> _Provided passage_
○ ○ ○ ○ ○
In May, a devastating flood ravaged her neighbourhood, leaving a trail of chaos and triggering a humanitarian crisis. “What we went through was horrific. The water took over everything,” says Romero, a supermarket assistant who migrated to Brazil from Venezuela in 2018.

She lost all of her possessions in the disaster and now fears moving again in search of a safer home. “I cried a lot. Sometimes I fear a new flood. It’s something we would never have imagined happening,” Romero says.

In the past year, Brazil’s southernmost state of Rio Grande do Sul has faced one of the worst environmental catastrophes in Brazil’s recent history. A series of unprecedented floods affected more than 2 million people in 95% of its municipalities and displaced more than 420,000, according to the UN’s refugee agency, UNHCR.

In the worst incident last May, 183 people died, 27 are still missing and 806 were injured. Many residents lost their houses entirely as streets turned into rivers. Six months later, nearly 1,800 people are still unable to return home, and are living in 40 shelters in 23 different cities, the UNHCR says.

The floods may have cost the Brazilian economy 97bn reais (£13bn), with damages of R$58bn just in Rio Grande do Sul.

As the effects of the climate crisis are increasingly felt in South America, state authorities are urgently seeking to adapt and mitigate the risks of floods and extreme weather events in a region where the number of days of extreme rainfall has more than doubled since the 1960s.
○ ○ ○ ○ ○
> _Dataset rows_
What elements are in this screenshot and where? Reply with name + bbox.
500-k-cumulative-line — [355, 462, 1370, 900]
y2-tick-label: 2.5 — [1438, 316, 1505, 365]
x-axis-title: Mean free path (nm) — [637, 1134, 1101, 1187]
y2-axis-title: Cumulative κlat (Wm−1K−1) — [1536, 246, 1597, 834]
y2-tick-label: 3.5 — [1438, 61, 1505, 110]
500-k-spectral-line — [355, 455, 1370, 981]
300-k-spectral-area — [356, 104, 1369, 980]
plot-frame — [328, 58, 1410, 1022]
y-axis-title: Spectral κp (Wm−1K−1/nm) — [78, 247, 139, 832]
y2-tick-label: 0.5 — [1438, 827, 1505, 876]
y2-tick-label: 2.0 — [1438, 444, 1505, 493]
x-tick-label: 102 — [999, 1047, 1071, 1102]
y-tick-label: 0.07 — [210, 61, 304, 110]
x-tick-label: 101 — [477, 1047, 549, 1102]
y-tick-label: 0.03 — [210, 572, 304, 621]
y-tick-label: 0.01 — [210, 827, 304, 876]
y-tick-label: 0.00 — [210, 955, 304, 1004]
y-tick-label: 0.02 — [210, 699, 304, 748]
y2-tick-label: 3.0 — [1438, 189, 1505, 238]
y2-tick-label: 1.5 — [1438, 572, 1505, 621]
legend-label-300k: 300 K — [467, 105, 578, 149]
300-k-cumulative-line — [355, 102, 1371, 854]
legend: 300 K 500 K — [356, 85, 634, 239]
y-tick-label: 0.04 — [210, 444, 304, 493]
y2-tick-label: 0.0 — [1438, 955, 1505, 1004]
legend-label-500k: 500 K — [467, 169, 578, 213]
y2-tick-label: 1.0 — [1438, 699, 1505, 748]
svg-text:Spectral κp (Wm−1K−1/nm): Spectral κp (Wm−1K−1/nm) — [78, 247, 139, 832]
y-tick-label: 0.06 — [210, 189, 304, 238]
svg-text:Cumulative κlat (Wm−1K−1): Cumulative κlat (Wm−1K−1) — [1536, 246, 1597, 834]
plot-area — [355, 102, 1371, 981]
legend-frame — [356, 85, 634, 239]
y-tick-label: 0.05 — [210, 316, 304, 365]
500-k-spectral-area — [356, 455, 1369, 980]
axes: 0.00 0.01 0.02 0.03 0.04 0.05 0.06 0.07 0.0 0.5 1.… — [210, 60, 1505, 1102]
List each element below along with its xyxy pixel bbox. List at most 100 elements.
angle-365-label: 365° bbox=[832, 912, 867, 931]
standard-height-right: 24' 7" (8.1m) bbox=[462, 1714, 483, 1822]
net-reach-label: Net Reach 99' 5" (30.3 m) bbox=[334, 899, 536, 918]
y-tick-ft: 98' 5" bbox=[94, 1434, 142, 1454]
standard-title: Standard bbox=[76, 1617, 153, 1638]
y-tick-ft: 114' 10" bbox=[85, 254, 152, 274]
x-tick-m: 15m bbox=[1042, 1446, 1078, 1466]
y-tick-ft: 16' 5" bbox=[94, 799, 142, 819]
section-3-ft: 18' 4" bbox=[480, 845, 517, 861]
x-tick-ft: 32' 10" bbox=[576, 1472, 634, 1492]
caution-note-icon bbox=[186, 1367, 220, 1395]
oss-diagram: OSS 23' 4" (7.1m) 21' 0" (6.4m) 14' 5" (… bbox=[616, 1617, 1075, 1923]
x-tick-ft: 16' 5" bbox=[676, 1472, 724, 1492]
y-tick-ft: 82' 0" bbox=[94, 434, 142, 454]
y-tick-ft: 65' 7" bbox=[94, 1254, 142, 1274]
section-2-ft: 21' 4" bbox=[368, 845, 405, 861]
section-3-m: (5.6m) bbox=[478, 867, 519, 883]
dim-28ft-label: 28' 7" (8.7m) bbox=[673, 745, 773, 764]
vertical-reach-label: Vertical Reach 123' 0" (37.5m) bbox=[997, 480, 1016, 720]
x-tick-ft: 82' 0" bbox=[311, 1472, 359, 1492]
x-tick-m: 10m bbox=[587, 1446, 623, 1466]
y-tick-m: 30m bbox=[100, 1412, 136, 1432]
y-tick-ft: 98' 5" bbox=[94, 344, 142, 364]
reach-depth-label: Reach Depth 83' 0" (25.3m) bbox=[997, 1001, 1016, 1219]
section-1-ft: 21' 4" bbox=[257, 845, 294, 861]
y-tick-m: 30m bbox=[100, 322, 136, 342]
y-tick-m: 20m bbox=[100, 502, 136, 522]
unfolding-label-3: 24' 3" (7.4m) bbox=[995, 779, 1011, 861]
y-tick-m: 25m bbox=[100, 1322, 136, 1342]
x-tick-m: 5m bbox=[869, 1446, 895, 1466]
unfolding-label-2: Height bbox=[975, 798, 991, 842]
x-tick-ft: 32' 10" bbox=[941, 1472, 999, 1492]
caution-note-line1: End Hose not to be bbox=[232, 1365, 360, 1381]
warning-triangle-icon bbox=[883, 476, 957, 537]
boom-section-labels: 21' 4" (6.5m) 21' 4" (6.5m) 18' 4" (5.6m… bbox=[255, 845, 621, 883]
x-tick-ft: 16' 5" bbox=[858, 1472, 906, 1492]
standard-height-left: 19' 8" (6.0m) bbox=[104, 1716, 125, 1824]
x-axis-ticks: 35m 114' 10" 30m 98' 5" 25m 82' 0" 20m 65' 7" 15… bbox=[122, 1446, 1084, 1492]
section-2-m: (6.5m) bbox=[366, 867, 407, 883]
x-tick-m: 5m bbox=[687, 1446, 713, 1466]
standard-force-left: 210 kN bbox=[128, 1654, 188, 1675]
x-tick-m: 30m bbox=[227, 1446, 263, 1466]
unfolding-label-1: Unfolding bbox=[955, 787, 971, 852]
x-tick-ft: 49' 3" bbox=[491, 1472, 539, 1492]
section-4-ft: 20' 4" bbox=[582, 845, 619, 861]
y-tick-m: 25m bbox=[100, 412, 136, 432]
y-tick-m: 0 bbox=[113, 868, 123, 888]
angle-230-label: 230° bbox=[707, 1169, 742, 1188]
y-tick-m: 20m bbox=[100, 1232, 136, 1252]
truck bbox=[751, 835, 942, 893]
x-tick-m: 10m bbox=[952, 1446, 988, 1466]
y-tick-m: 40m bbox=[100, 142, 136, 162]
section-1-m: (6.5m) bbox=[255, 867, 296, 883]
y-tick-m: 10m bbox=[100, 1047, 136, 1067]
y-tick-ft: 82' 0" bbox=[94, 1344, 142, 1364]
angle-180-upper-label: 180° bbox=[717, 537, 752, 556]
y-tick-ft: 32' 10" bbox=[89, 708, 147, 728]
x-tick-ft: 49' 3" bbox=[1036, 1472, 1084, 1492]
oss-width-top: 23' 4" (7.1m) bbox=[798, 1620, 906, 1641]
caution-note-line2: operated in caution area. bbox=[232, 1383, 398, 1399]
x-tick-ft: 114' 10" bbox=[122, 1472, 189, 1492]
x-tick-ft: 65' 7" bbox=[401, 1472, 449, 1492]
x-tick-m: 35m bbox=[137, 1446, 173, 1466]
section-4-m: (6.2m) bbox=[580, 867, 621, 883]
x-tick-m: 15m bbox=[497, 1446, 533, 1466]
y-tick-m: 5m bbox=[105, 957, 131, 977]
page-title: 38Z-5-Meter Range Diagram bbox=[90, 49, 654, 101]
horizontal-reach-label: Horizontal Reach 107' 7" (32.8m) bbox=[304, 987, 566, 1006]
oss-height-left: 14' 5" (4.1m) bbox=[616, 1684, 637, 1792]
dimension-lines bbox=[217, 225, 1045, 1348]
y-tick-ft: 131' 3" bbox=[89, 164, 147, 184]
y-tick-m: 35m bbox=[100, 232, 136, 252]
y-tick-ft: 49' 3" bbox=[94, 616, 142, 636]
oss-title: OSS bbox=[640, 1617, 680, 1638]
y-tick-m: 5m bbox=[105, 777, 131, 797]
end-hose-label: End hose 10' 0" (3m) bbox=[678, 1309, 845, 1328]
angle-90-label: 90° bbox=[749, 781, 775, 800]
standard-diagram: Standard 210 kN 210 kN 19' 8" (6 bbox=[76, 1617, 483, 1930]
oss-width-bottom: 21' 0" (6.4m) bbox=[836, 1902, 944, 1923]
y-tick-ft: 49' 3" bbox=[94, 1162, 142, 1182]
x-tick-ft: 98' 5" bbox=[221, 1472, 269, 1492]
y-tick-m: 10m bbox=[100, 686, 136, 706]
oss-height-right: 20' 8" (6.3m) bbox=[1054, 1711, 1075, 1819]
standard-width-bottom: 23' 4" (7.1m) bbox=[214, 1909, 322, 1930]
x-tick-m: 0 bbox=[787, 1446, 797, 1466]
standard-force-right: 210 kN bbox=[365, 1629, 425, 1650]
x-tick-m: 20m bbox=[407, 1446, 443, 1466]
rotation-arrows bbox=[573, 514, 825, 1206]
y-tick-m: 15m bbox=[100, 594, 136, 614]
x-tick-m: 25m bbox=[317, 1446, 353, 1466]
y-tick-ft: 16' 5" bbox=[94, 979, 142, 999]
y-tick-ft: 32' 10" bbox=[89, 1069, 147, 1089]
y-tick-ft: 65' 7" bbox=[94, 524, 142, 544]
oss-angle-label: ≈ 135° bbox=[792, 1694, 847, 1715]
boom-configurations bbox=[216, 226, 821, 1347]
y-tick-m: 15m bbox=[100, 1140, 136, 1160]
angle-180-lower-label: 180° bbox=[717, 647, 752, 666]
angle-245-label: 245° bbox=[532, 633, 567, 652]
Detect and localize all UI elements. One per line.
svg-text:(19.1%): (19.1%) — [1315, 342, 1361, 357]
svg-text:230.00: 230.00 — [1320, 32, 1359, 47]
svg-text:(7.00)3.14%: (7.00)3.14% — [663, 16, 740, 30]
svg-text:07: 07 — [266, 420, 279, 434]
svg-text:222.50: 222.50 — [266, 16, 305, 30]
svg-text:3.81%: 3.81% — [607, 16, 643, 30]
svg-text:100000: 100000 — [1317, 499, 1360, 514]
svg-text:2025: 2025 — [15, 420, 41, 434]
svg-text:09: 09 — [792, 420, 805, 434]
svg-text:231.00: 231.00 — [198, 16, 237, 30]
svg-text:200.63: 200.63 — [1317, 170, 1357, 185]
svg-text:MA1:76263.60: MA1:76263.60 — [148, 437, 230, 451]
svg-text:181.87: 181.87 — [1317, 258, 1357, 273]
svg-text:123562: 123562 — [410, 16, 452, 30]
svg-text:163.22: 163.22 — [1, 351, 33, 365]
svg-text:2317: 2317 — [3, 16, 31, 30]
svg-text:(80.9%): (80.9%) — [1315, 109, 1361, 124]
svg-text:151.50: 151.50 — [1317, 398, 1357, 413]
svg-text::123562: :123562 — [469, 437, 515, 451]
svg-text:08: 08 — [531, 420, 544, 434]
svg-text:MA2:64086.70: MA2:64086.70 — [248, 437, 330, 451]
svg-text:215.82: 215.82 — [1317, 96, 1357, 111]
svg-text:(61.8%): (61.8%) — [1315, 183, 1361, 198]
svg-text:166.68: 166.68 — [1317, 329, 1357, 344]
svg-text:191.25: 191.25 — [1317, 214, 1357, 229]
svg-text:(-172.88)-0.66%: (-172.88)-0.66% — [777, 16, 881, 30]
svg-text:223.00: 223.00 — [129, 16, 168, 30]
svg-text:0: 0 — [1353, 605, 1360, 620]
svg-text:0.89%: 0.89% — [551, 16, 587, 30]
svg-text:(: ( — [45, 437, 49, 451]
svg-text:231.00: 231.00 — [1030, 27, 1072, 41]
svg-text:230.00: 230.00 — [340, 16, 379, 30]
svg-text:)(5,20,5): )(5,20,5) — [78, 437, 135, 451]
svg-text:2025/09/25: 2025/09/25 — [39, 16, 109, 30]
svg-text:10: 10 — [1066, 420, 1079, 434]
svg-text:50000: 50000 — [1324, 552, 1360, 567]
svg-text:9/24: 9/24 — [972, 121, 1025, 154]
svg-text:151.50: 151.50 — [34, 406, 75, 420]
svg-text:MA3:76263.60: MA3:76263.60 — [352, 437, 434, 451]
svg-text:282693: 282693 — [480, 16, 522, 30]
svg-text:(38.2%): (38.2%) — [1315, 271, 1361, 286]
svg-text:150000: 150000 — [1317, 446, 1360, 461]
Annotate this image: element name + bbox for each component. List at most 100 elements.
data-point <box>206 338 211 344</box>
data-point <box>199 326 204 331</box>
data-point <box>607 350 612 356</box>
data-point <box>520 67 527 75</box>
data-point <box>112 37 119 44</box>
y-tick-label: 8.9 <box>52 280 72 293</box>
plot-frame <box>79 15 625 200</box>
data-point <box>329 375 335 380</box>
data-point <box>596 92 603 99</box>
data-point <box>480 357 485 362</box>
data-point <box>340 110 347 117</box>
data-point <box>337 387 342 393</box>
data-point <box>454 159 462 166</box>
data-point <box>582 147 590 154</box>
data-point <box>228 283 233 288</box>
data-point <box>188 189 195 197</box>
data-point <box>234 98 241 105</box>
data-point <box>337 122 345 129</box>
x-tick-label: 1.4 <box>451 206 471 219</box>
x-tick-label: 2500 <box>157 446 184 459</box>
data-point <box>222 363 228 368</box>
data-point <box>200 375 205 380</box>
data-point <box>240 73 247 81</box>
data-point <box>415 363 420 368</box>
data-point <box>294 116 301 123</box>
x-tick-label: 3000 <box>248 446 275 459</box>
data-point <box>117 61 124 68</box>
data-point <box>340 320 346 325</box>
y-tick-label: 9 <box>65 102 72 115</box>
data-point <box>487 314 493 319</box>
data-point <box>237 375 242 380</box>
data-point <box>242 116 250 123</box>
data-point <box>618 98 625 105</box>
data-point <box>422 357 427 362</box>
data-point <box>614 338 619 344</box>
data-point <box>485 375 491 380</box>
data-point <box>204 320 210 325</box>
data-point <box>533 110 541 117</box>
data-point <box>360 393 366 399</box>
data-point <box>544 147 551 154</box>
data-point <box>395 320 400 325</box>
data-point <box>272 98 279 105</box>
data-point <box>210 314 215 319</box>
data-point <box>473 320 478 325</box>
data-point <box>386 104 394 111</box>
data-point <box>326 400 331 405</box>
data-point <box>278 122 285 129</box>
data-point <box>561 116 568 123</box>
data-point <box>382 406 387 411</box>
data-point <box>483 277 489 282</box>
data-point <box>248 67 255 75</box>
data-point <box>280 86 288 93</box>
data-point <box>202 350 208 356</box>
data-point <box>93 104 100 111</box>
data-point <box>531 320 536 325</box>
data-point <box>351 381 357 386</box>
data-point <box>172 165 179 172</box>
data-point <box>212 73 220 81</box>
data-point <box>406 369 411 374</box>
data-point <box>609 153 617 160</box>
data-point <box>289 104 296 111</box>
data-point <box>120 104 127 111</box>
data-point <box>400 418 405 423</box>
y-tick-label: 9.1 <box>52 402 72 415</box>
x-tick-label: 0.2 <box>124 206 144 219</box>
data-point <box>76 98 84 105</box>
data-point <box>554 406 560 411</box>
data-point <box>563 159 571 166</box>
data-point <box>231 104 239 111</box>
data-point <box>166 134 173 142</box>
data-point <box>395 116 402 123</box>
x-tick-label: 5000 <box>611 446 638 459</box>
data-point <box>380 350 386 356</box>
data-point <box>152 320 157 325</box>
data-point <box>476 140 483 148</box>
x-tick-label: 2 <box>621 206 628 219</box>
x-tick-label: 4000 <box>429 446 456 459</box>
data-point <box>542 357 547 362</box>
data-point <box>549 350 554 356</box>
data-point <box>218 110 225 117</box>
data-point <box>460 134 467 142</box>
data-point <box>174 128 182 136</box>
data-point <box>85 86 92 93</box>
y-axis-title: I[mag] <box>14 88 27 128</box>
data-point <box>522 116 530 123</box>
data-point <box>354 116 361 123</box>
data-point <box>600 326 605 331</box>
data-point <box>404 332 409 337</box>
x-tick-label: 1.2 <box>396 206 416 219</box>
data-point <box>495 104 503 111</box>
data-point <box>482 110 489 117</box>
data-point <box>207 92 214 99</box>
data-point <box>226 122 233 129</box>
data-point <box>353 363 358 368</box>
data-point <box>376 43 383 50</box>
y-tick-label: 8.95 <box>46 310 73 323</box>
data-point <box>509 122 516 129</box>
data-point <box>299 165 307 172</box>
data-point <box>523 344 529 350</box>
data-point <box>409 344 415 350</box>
○ ○ ○ ○ ○
> _To do_
• a. Answer these questions from the passage on the Rio Grande do Sul floods:
(i) What is Romero's job, and from which country did she migrate to Brazil?
(ii) How many people died in the worst incident last May?
(iii) How has the number of days of extreme rainfall in the region changed since the 1960s?
• b. Reproduce the passage on the Rio Grande do Sul floods word for word, from "She lost all" to "refugee agency, UNHCR.".

> _Task solutions_
• a.
(i) Romero is a supermarket assistant who migrated from Venezuela.
(ii) 183 people died.
(iii) It has more than doubled.

• b.
She lost all of her possessions in the disaster and now fears moving again in search of a safer home. “I cried a lot. Sometimes I fear a new flood. It’s something we would never have imagined happening,” Romero says.

In the past year, Brazil’s southernmost state of Rio Grande do Sul has faced one of the worst environmental catastrophes in Brazil’s recent history. A series of unprecedented floods affected more than 2 million people in 95% of its municipalities and displaced more than 420,000, according to the UN’s refugee agency, UNHCR.